> _PROBLEM DETAILS_:
Gather all lines in the records below that include the word "Menne".
[BEGIN]
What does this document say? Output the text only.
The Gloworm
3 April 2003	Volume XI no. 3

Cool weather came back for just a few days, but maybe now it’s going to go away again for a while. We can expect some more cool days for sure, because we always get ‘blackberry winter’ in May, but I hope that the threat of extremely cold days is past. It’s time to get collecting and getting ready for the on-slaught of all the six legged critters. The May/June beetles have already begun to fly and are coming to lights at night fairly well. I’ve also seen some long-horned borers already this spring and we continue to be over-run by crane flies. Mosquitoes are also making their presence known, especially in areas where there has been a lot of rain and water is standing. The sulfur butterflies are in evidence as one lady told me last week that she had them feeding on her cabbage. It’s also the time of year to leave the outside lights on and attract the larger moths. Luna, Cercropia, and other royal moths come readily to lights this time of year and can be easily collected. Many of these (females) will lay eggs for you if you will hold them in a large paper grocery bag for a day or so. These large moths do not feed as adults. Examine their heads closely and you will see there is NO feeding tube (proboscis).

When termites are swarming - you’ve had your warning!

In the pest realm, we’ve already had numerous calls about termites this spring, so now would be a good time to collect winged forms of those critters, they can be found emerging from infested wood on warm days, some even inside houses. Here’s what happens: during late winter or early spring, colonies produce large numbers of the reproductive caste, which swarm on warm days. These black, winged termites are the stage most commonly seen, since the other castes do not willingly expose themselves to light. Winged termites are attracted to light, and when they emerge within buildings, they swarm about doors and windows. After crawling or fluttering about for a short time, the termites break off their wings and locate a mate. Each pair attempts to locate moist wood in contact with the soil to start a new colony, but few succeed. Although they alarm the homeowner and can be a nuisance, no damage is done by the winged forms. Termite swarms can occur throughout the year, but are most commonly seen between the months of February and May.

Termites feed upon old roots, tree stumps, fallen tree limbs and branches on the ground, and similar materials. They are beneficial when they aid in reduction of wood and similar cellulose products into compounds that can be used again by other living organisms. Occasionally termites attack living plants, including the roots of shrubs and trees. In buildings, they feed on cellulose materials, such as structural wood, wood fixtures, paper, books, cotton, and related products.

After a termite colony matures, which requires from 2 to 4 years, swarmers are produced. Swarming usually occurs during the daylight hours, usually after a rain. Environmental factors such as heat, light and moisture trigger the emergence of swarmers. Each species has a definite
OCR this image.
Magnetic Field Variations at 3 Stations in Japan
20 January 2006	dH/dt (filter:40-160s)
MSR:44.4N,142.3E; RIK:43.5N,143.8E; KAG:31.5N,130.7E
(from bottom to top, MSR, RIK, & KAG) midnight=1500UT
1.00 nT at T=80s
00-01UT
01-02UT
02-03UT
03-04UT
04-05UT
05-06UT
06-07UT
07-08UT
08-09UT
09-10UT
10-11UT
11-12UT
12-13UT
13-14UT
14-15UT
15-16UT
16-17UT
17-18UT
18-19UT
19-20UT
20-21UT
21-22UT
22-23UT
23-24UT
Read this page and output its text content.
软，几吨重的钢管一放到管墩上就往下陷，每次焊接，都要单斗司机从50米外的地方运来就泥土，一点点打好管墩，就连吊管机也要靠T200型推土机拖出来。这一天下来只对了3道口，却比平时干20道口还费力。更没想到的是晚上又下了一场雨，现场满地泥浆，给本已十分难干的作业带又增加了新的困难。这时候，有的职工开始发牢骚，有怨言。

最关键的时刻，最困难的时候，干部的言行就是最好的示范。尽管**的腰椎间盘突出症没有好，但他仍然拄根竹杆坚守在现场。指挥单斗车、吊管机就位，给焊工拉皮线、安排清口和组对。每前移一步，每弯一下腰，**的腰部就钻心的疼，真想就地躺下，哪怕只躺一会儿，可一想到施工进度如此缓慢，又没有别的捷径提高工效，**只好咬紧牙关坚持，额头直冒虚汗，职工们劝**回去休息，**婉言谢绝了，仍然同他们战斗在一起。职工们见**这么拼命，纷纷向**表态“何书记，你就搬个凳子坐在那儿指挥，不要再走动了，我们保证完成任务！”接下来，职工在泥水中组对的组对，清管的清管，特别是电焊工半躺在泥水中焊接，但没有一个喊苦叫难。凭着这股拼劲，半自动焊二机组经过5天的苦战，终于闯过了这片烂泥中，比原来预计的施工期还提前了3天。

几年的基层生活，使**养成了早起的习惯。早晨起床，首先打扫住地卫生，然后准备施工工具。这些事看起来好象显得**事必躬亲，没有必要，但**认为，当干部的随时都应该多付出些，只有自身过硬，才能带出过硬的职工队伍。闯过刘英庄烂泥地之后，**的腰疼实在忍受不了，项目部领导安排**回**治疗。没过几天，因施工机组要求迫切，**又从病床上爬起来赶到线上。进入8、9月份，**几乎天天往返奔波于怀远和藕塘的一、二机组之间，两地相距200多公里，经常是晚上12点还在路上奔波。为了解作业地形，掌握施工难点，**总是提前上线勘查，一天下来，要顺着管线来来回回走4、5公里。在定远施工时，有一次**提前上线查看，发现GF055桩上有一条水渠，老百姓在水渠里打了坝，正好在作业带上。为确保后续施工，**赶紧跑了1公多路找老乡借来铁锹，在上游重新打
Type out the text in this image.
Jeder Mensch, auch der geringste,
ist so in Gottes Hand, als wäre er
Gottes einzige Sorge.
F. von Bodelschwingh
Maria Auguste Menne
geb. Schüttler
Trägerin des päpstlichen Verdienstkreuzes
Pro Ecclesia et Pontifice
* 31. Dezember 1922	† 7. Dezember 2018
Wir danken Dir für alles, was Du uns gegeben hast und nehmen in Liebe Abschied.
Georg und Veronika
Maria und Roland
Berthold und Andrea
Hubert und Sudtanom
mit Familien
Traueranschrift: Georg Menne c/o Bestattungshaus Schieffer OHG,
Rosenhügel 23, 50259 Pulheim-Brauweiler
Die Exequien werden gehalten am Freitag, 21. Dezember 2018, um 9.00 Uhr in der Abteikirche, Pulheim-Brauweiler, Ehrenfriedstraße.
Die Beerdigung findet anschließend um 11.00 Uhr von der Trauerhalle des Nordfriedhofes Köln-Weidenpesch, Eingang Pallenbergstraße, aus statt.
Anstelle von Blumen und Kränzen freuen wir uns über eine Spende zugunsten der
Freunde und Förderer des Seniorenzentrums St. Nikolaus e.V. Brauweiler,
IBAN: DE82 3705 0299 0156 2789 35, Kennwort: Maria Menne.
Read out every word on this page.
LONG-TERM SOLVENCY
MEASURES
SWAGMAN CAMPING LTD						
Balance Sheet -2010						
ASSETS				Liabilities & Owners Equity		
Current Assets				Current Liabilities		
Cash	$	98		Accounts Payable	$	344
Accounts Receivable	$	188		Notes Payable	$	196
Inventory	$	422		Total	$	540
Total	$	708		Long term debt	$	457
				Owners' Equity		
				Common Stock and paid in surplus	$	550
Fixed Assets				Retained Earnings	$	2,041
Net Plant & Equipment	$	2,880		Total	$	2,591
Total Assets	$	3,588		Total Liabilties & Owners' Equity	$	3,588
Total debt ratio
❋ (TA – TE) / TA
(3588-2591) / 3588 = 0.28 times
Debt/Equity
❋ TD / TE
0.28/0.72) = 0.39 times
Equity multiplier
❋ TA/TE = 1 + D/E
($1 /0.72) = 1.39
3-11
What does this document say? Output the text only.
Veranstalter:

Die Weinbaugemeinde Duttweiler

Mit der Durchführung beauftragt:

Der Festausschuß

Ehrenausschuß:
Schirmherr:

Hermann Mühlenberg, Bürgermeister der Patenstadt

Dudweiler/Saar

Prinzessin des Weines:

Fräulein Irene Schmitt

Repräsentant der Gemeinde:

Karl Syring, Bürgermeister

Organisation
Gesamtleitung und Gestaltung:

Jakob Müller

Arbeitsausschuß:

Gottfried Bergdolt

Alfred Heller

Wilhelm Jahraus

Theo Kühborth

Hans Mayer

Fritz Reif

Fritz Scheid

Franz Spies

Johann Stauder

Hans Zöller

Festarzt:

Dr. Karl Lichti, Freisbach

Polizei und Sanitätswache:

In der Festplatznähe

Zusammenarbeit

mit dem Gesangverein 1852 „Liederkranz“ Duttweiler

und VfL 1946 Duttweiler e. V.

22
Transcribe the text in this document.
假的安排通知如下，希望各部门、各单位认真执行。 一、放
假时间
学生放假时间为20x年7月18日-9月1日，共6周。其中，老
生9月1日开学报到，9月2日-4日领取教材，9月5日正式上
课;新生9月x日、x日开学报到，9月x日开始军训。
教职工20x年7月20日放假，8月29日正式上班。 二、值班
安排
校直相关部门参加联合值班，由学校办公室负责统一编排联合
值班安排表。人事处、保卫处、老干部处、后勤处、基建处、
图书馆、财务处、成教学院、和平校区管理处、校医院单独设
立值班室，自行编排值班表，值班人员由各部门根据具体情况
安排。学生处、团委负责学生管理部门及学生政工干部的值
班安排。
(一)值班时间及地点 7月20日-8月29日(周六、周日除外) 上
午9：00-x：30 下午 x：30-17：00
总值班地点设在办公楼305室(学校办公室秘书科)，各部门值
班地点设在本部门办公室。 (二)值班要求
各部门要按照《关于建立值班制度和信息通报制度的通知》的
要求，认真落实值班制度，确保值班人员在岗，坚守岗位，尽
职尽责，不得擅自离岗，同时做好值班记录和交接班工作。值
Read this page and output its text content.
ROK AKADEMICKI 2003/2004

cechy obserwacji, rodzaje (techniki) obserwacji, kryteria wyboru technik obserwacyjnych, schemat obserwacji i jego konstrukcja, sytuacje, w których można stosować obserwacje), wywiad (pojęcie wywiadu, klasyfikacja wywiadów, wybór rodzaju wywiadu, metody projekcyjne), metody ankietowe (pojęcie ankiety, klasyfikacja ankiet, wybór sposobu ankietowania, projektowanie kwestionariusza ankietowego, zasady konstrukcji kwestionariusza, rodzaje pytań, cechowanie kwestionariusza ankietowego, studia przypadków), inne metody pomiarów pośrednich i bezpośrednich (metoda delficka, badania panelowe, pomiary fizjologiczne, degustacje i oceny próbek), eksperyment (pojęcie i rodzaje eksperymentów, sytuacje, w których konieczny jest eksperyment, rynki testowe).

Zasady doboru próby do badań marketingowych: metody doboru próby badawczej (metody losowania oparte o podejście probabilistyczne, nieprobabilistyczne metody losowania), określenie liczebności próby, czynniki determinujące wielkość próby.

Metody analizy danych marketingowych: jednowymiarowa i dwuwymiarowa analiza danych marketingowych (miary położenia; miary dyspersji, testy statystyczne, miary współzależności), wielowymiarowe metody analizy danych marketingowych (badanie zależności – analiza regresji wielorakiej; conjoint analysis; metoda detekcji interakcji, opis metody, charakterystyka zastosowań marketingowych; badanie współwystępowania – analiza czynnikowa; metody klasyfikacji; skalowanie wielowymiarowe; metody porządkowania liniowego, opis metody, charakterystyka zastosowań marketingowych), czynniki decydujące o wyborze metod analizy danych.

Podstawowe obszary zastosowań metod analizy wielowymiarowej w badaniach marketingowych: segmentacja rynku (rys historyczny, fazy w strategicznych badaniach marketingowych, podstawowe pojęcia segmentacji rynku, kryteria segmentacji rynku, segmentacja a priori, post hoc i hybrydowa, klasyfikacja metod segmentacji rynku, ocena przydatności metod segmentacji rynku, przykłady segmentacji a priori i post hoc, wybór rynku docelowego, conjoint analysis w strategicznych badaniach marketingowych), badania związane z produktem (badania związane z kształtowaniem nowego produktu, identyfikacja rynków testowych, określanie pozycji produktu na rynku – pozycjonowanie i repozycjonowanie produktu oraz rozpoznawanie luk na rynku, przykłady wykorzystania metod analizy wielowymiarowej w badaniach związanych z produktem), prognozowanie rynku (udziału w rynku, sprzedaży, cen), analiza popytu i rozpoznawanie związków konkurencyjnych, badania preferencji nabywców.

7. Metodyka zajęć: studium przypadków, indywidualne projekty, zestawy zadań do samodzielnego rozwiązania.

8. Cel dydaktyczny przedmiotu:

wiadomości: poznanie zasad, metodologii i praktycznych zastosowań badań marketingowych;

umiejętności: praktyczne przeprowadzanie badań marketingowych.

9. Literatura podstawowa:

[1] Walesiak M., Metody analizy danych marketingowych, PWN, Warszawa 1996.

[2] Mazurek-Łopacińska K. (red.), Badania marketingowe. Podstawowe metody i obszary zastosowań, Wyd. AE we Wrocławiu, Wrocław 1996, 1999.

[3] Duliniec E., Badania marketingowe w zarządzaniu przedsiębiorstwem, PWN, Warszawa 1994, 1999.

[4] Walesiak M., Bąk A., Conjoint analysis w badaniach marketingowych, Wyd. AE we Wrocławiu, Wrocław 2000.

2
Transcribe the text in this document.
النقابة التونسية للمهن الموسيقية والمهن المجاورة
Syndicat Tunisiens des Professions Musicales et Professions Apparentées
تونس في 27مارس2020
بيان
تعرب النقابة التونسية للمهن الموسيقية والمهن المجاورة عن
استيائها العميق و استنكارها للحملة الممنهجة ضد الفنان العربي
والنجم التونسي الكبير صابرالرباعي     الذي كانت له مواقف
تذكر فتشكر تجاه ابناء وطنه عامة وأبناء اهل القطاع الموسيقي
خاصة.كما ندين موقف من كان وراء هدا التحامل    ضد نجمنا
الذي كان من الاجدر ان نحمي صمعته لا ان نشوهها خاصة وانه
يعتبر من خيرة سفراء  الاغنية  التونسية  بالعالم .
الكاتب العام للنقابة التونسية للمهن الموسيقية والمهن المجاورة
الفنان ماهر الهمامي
[END]
> _WRITTEN SOLUTION_:
Maria Auguste Menne
Traueranschrift: Georg Menne c/o Bestattungshaus Schieffer OHG,
IBAN: DE82 3705 0299 0156 2789 35, Kennwort: Maria Menne.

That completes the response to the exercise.